▶ **Given task**: Your task is to extract every entry that follows word for word while excluding the pictures.

▶ **Supplied data**:
Start

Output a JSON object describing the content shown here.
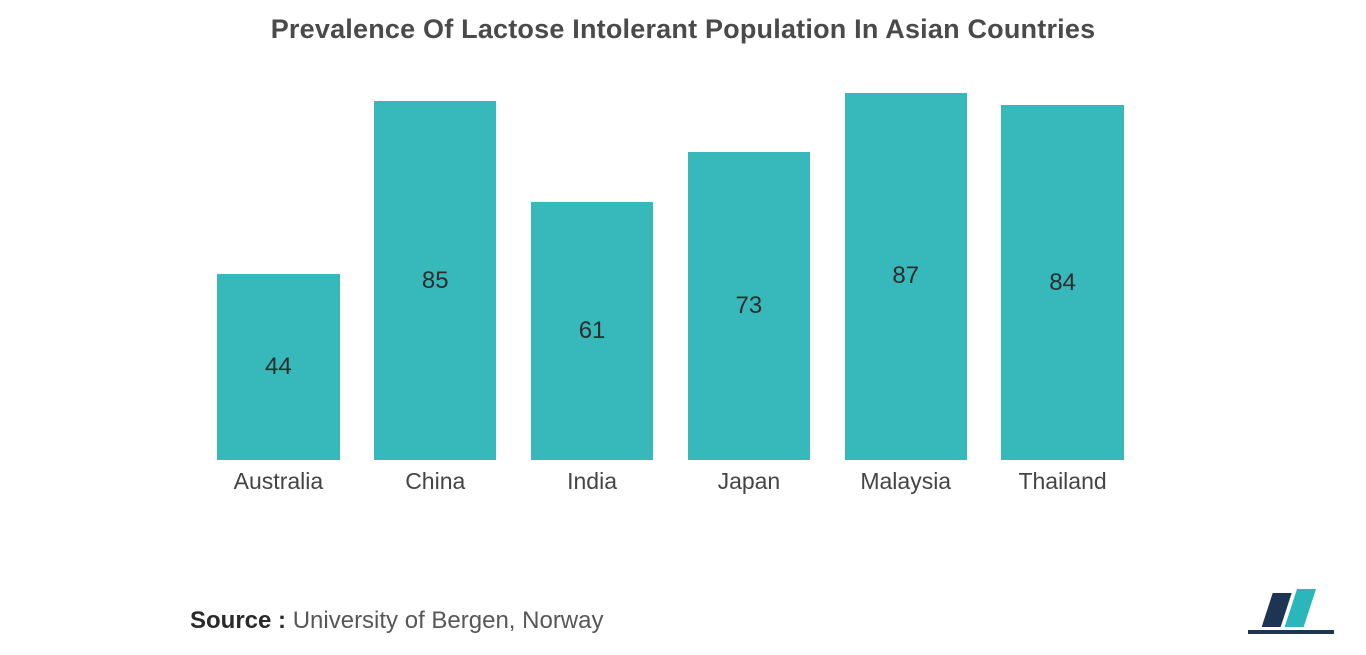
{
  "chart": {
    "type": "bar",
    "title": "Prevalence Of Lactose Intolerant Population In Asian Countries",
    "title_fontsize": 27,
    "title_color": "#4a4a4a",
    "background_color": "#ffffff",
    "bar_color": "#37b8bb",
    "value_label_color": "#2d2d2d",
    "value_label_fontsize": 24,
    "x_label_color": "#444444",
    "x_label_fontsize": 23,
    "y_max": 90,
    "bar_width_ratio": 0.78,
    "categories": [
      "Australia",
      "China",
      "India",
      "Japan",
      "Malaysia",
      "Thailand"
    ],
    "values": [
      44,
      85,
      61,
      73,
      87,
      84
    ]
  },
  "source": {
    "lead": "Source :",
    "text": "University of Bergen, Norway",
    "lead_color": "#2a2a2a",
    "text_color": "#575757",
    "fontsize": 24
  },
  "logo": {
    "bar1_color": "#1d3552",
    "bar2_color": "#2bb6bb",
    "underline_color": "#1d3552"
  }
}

End

▶ **Full response**:
Output a JSON object describing the content shown here.
{
  "chart": {
    "type": "bar",
    "title": "Prevalence Of Lactose Intolerant Population In Asian Countries",
    "title_fontsize": 27,
    "title_color": "#4a4a4a",
    "background_color": "#ffffff",
    "bar_color": "#37b8bb",
    "value_label_color": "#2d2d2d",
    "value_label_fontsize": 24,
    "x_label_color": "#444444",
    "x_label_fontsize": 23,
    "y_max": 90,
    "bar_width_ratio": 0.78,
    "categories": [
      "Australia",
      "China",
      "India",
      "Japan",
      "Malaysia",
      "Thailand"
    ],
    "values": [
      44,
      85,
      61,
      73,
      87,
      84
    ]
  },
  "source": {
    "lead": "Source :",
    "text": "University of Bergen, Norway",
    "lead_color": "#2a2a2a",
    "text_color": "#575757",
    "fontsize": 24
  },
  "logo": {
    "bar1_color": "#1d3552",
    "bar2_color": "#2bb6bb",
    "underline_color": "#1d3552"
  }
}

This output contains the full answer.